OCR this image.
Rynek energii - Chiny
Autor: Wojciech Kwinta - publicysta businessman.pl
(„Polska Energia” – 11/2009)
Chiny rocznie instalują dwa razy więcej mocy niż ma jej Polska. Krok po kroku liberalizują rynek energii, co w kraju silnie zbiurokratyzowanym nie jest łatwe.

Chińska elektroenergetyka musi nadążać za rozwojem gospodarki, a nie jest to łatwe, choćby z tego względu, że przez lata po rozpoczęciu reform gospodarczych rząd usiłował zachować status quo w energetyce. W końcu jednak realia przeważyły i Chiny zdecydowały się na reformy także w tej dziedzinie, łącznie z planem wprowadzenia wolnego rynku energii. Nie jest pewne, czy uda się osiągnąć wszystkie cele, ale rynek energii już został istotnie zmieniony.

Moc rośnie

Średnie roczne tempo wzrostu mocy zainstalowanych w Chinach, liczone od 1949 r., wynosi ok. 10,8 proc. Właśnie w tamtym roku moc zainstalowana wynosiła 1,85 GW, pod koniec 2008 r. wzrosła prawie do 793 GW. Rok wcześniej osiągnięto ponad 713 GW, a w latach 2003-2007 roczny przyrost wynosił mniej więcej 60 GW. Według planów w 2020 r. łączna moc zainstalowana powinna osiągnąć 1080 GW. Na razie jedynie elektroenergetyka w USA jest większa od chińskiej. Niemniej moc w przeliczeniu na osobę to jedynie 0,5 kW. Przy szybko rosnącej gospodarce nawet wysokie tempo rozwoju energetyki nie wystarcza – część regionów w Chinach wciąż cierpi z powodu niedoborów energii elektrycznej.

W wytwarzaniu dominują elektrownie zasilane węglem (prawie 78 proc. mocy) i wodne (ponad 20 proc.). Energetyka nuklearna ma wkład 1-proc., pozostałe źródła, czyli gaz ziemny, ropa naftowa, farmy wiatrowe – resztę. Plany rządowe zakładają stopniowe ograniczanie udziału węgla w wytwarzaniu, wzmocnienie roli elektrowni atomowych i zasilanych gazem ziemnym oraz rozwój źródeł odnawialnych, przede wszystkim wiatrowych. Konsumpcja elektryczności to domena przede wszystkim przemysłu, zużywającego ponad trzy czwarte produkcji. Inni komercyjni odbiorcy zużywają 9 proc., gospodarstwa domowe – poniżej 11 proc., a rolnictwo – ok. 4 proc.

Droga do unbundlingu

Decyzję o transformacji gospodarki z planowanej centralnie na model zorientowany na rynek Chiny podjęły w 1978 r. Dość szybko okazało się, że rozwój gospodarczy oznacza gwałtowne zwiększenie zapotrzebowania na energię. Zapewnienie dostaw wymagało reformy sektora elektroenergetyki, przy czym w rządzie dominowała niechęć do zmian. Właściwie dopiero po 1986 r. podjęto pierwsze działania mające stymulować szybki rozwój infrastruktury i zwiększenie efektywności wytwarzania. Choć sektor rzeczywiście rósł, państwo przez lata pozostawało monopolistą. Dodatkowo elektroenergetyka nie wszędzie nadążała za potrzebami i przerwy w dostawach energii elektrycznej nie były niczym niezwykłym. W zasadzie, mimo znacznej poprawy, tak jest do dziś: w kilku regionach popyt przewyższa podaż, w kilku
------------------------------------
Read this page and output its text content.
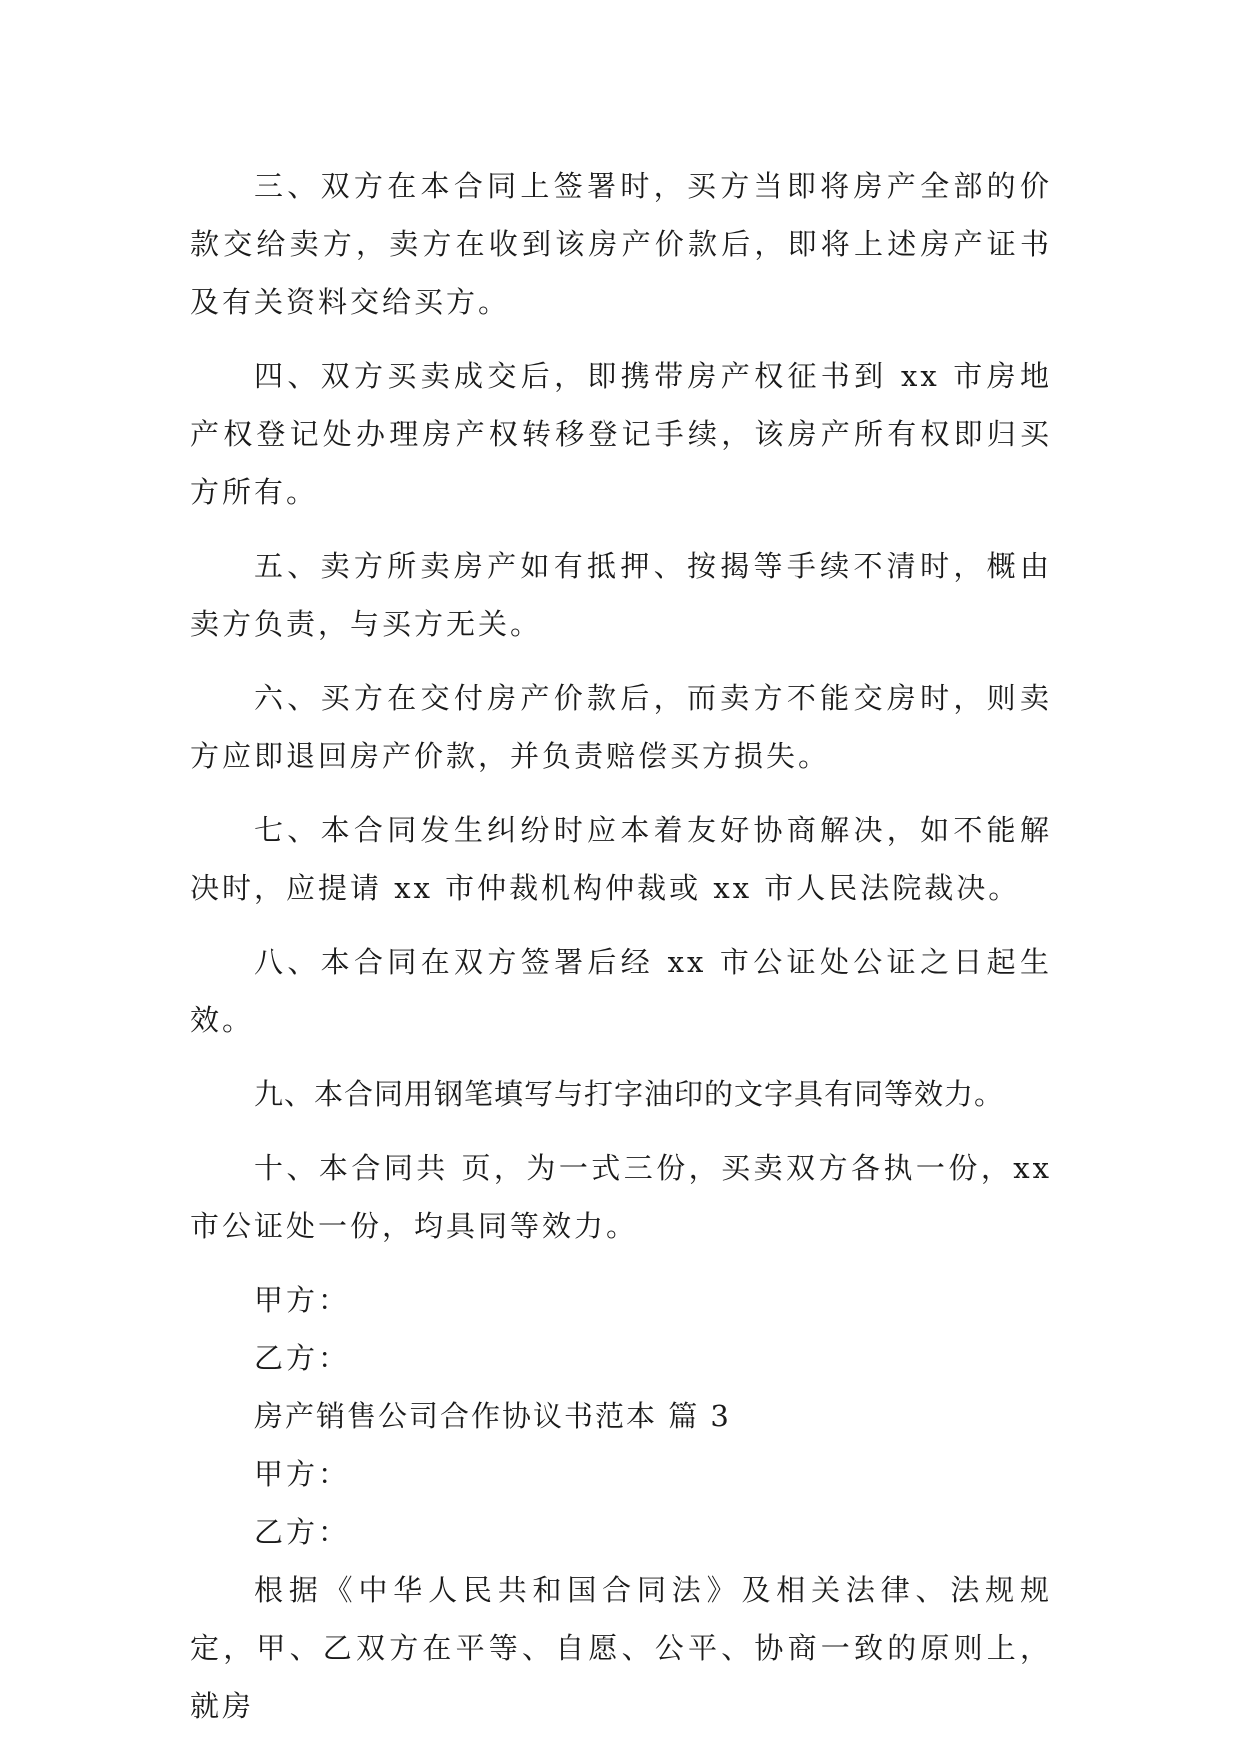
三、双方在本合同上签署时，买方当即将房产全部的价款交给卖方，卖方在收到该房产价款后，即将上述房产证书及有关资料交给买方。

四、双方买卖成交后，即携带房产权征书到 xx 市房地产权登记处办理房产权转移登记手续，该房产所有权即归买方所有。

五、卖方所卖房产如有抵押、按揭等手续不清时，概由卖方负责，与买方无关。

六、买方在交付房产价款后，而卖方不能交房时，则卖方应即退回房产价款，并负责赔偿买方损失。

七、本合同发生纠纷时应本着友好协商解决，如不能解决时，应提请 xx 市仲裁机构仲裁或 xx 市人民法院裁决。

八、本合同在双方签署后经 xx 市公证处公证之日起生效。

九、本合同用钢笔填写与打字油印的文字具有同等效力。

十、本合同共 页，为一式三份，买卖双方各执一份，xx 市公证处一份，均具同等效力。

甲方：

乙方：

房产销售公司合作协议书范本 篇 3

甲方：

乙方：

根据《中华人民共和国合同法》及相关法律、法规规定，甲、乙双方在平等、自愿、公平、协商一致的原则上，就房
------------------------------------
▶ _Set task_
Your answer should be one number: the count of lines in the data above that include the word "this".

▶ _Response to the exercise_
2